──────── GIVEN RECORDS ────────

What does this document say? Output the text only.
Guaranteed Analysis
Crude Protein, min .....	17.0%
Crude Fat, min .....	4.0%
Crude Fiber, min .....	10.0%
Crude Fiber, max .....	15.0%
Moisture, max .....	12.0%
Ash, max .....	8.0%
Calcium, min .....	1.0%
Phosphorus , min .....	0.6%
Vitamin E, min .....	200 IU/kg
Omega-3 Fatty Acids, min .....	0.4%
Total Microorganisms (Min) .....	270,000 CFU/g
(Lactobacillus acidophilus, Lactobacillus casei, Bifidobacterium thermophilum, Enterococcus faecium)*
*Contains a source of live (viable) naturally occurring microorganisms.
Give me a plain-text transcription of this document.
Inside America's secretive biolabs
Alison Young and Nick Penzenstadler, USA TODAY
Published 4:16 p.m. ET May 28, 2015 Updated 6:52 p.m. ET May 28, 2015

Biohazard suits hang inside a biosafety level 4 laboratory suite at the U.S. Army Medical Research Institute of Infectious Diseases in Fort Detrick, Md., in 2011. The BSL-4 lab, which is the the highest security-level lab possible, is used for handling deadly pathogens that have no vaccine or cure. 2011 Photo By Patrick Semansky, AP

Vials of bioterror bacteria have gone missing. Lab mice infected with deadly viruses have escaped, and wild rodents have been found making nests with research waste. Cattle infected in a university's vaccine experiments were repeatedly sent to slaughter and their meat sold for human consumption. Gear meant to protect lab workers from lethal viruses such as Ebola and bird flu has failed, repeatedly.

────────

WORK TO BE COMPLETED:
In full and verbatim, repeat the records given above.

EXERCISE ANSWER:
What does this document say? Output the text only.
Guaranteed Analysis
Crude Protein, min .....	17.0%
Crude Fat, min .....	4.0%
Crude Fiber, min .....	10.0%
Crude Fiber, max .....	15.0%
Moisture, max .....	12.0%
Ash, max .....	8.0%
Calcium, min .....	1.0%
Phosphorus , min .....	0.6%
Vitamin E, min .....	200 IU/kg
Omega-3 Fatty Acids, min .....	0.4%
Total Microorganisms (Min) .....	270,000 CFU/g
(Lactobacillus acidophilus, Lactobacillus casei, Bifidobacterium thermophilum, Enterococcus faecium)*
*Contains a source of live (viable) naturally occurring microorganisms.
Give me a plain-text transcription of this document.
Inside America's secretive biolabs
Alison Young and Nick Penzenstadler, USA TODAY
Published 4:16 p.m. ET May 28, 2015 Updated 6:52 p.m. ET May 28, 2015

Biohazard suits hang inside a biosafety level 4 laboratory suite at the U.S. Army Medical Research Institute of Infectious Diseases in Fort Detrick, Md., in 2011. The BSL-4 lab, which is the the highest security-level lab possible, is used for handling deadly pathogens that have no vaccine or cure. 2011 Photo By Patrick Semansky, AP

Vials of bioterror bacteria have gone missing. Lab mice infected with deadly viruses have escaped, and wild rodents have been found making nests with research waste. Cattle infected in a university's vaccine experiments were repeatedly sent to slaughter and their meat sold for human consumption. Gear meant to protect lab workers from lethal viruses such as Ebola and bird flu has failed, repeatedly.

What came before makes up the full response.